Exercise task
No images are to be carried over; print all other material exactly as it stands.

________________________________________

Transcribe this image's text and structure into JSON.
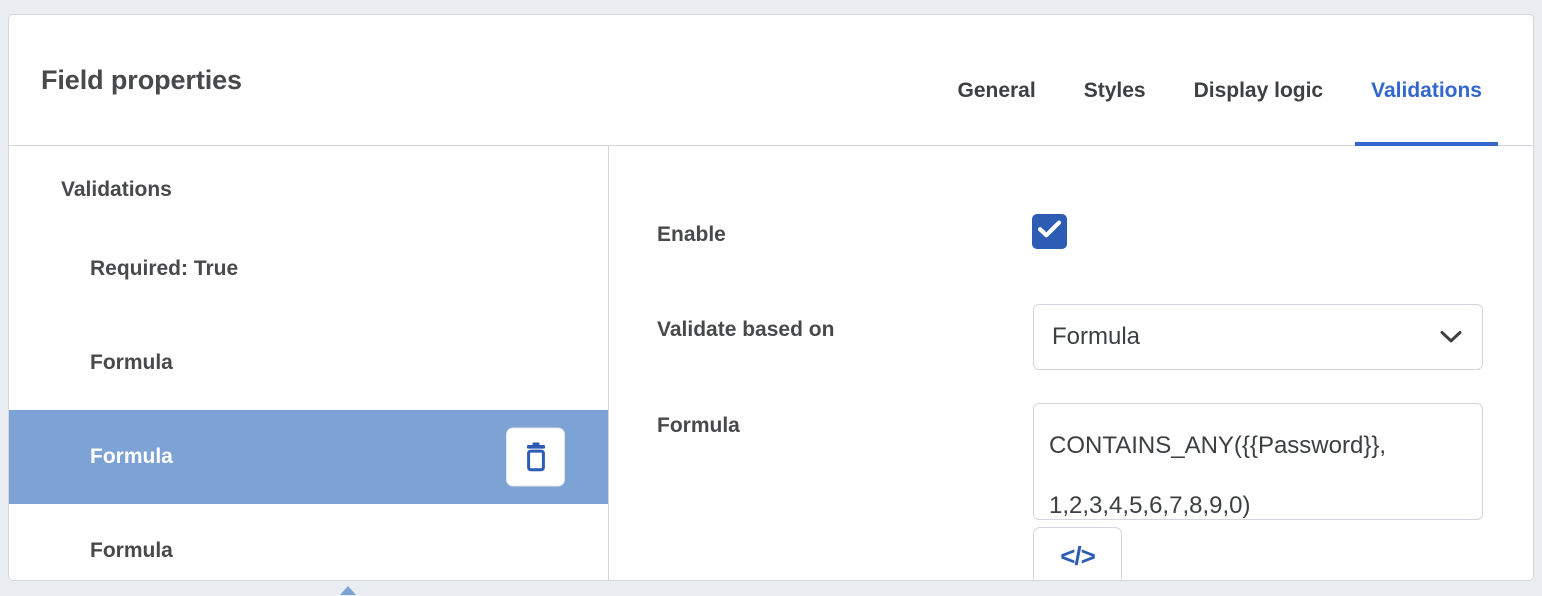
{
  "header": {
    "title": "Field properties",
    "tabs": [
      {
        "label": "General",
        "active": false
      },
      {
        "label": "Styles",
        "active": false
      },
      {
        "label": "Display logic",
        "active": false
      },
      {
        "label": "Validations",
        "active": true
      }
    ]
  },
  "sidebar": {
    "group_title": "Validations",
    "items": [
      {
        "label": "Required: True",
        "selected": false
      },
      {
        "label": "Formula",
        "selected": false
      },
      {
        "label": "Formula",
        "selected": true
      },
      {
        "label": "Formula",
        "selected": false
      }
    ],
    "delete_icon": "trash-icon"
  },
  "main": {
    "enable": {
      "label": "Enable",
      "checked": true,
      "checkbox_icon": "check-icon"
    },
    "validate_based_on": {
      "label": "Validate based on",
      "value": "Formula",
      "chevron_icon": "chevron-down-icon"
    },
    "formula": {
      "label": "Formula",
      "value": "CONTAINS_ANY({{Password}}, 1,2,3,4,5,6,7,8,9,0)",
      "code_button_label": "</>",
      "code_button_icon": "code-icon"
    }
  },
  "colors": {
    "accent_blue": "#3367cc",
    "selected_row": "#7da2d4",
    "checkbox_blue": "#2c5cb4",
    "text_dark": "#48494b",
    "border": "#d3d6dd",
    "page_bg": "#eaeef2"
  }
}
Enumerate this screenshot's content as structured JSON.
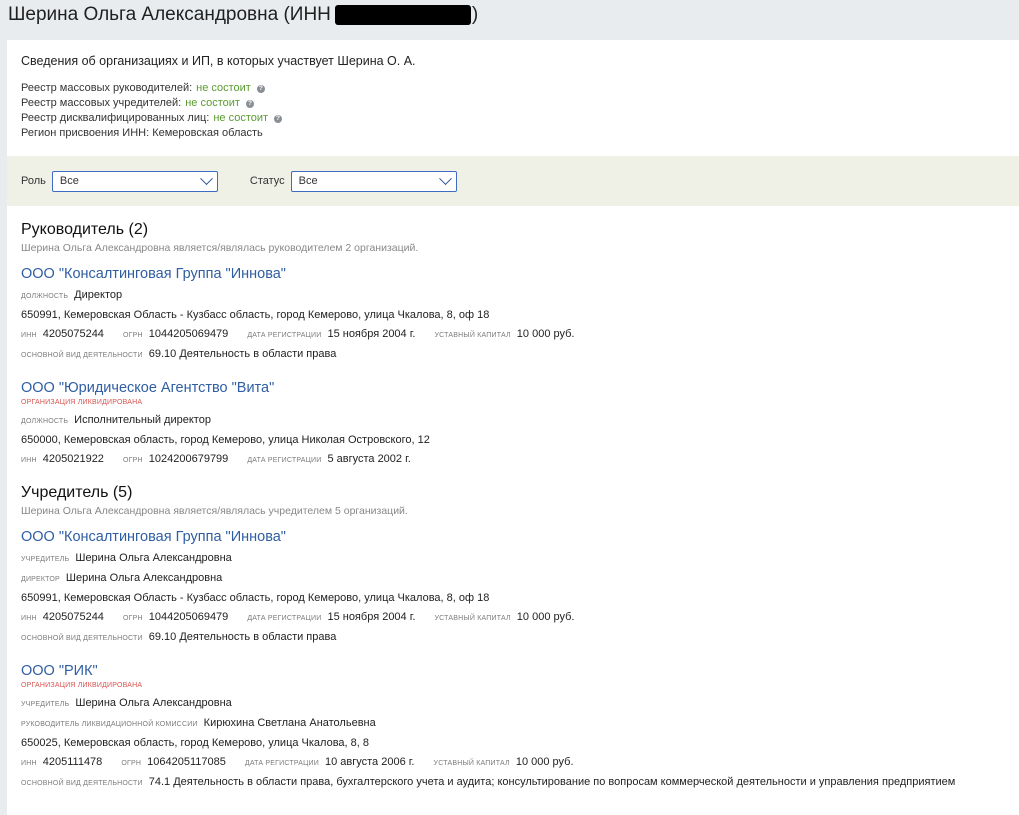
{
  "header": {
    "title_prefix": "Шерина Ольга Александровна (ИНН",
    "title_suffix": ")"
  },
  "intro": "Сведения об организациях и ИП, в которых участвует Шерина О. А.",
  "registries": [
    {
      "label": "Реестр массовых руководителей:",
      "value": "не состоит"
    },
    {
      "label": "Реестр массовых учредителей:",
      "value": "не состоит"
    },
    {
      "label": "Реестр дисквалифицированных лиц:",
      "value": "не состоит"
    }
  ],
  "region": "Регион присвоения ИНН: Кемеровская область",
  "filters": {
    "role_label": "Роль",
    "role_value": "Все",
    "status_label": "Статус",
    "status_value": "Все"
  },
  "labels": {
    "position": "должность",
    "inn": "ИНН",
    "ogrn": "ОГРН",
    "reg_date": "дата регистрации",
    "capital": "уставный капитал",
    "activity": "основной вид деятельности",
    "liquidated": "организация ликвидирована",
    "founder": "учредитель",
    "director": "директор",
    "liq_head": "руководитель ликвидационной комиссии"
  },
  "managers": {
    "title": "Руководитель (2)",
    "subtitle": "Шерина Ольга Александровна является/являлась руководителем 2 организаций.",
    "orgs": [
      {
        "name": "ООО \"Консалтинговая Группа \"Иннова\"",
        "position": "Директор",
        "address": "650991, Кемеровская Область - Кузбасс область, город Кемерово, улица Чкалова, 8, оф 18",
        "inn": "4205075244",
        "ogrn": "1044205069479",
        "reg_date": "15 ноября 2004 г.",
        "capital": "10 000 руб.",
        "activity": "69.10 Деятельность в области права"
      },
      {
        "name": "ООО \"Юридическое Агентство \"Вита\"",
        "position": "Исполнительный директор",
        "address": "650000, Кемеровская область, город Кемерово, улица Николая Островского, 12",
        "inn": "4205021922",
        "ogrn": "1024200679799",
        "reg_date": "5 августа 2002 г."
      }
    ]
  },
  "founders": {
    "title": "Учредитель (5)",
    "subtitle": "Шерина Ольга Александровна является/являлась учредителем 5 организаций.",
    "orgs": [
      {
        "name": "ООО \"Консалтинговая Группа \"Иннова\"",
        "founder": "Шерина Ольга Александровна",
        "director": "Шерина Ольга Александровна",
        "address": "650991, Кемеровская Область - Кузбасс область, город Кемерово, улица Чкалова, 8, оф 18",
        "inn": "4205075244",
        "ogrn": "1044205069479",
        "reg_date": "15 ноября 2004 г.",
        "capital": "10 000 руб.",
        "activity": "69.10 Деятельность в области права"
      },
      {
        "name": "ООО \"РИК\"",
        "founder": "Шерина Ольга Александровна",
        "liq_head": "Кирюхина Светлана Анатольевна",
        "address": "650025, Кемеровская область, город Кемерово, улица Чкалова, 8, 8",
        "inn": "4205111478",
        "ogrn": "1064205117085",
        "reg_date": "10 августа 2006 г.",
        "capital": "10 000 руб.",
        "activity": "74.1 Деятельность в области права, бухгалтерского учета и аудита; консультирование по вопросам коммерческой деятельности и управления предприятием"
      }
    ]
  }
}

________________________________________

The completed task
Transcribe this image's text and structure into JSON.
{
  "header": {
    "title": "Field properties",
    "tabs": [
      {
        "label": "General",
        "active": false
      },
      {
        "label": "Styles",
        "active": false
      },
      {
        "label": "Display logic",
        "active": false
      },
      {
        "label": "Validations",
        "active": true
      }
    ]
  },
  "sidebar": {
    "group_title": "Validations",
    "items": [
      {
        "label": "Required: True",
        "selected": false
      },
      {
        "label": "Formula",
        "selected": false
      },
      {
        "label": "Formula",
        "selected": true
      },
      {
        "label": "Formula",
        "selected": false
      }
    ],
    "delete_icon": "trash-icon"
  },
  "main": {
    "enable": {
      "label": "Enable",
      "checked": true,
      "checkbox_icon": "check-icon"
    },
    "validate_based_on": {
      "label": "Validate based on",
      "value": "Formula",
      "chevron_icon": "chevron-down-icon"
    },
    "formula": {
      "label": "Formula",
      "value": "CONTAINS_ANY({{Password}}, 1,2,3,4,5,6,7,8,9,0)",
      "code_button_label": "</>",
      "code_button_icon": "code-icon"
    }
  },
  "colors": {
    "accent_blue": "#3367cc",
    "selected_row": "#7da2d4",
    "checkbox_blue": "#2c5cb4",
    "text_dark": "#48494b",
    "border": "#d3d6dd",
    "page_bg": "#eaeef2"
  }
}
Enumerate this screenshot's content as structured JSON.
{
  "header": {
    "title_prefix": "Шерина Ольга Александровна (ИНН",
    "title_suffix": ")"
  },
  "intro": "Сведения об организациях и ИП, в которых участвует Шерина О. А.",
  "registries": [
    {
      "label": "Реестр массовых руководителей:",
      "value": "не состоит"
    },
    {
      "label": "Реестр массовых учредителей:",
      "value": "не состоит"
    },
    {
      "label": "Реестр дисквалифицированных лиц:",
      "value": "не состоит"
    }
  ],
  "region": "Регион присвоения ИНН: Кемеровская область",
  "filters": {
    "role_label": "Роль",
    "role_value": "Все",
    "status_label": "Статус",
    "status_value": "Все"
  },
  "labels": {
    "position": "должность",
    "inn": "ИНН",
    "ogrn": "ОГРН",
    "reg_date": "дата регистрации",
    "capital": "уставный капитал",
    "activity": "основной вид деятельности",
    "liquidated": "организация ликвидирована",
    "founder": "учредитель",
    "director": "директор",
    "liq_head": "руководитель ликвидационной комиссии"
  },
  "managers": {
    "title": "Руководитель (2)",
    "subtitle": "Шерина Ольга Александровна является/являлась руководителем 2 организаций.",
    "orgs": [
      {
        "name": "ООО \"Консалтинговая Группа \"Иннова\"",
        "position": "Директор",
        "address": "650991, Кемеровская Область - Кузбасс область, город Кемерово, улица Чкалова, 8, оф 18",
        "inn": "4205075244",
        "ogrn": "1044205069479",
        "reg_date": "15 ноября 2004 г.",
        "capital": "10 000 руб.",
        "activity": "69.10 Деятельность в области права"
      },
      {
        "name": "ООО \"Юридическое Агентство \"Вита\"",
        "position": "Исполнительный директор",
        "address": "650000, Кемеровская область, город Кемерово, улица Николая Островского, 12",
        "inn": "4205021922",
        "ogrn": "1024200679799",
        "reg_date": "5 августа 2002 г."
      }
    ]
  },
  "founders": {
    "title": "Учредитель (5)",
    "subtitle": "Шерина Ольга Александровна является/являлась учредителем 5 организаций.",
    "orgs": [
      {
        "name": "ООО \"Консалтинговая Группа \"Иннова\"",
        "founder": "Шерина Ольга Александровна",
        "director": "Шерина Ольга Александровна",
        "address": "650991, Кемеровская Область - Кузбасс область, город Кемерово, улица Чкалова, 8, оф 18",
        "inn": "4205075244",
        "ogrn": "1044205069479",
        "reg_date": "15 ноября 2004 г.",
        "capital": "10 000 руб.",
        "activity": "69.10 Деятельность в области права"
      },
      {
        "name": "ООО \"РИК\"",
        "founder": "Шерина Ольга Александровна",
        "liq_head": "Кирюхина Светлана Анатольевна",
        "address": "650025, Кемеровская область, город Кемерово, улица Чкалова, 8, 8",
        "inn": "4205111478",
        "ogrn": "1064205117085",
        "reg_date": "10 августа 2006 г.",
        "capital": "10 000 руб.",
        "activity": "74.1 Деятельность в области права, бухгалтерского учета и аудита; консультирование по вопросам коммерческой деятельности и управления предприятием"
      }
    ]
  }
}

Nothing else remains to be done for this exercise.